• **Brief**:
Restate the records in their entirety, word for word.

• **Task inputs**:
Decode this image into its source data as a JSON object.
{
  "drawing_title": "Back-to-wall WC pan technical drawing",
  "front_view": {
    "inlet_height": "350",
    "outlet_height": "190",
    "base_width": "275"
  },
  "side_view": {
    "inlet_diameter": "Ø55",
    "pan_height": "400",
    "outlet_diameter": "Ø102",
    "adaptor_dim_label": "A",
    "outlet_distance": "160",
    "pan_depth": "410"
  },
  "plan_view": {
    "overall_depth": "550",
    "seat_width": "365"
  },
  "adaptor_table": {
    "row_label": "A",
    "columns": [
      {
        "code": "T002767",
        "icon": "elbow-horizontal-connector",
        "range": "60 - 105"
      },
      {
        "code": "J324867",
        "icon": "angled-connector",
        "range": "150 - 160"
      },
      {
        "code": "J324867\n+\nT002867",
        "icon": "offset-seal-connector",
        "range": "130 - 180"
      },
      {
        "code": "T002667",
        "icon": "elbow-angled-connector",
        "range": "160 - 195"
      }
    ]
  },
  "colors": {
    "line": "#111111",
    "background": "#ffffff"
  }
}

• **Complete answer**:
Decode this image into its source data as a JSON object.
{
  "drawing_title": "Back-to-wall WC pan technical drawing",
  "front_view": {
    "inlet_height": "350",
    "outlet_height": "190",
    "base_width": "275"
  },
  "side_view": {
    "inlet_diameter": "Ø55",
    "pan_height": "400",
    "outlet_diameter": "Ø102",
    "adaptor_dim_label": "A",
    "outlet_distance": "160",
    "pan_depth": "410"
  },
  "plan_view": {
    "overall_depth": "550",
    "seat_width": "365"
  },
  "adaptor_table": {
    "row_label": "A",
    "columns": [
      {
        "code": "T002767",
        "icon": "elbow-horizontal-connector",
        "range": "60 - 105"
      },
      {
        "code": "J324867",
        "icon": "angled-connector",
        "range": "150 - 160"
      },
      {
        "code": "J324867\n+\nT002867",
        "icon": "offset-seal-connector",
        "range": "130 - 180"
      },
      {
        "code": "T002667",
        "icon": "elbow-angled-connector",
        "range": "160 - 195"
      }
    ]
  },
  "colors": {
    "line": "#111111",
    "background": "#ffffff"
  }
}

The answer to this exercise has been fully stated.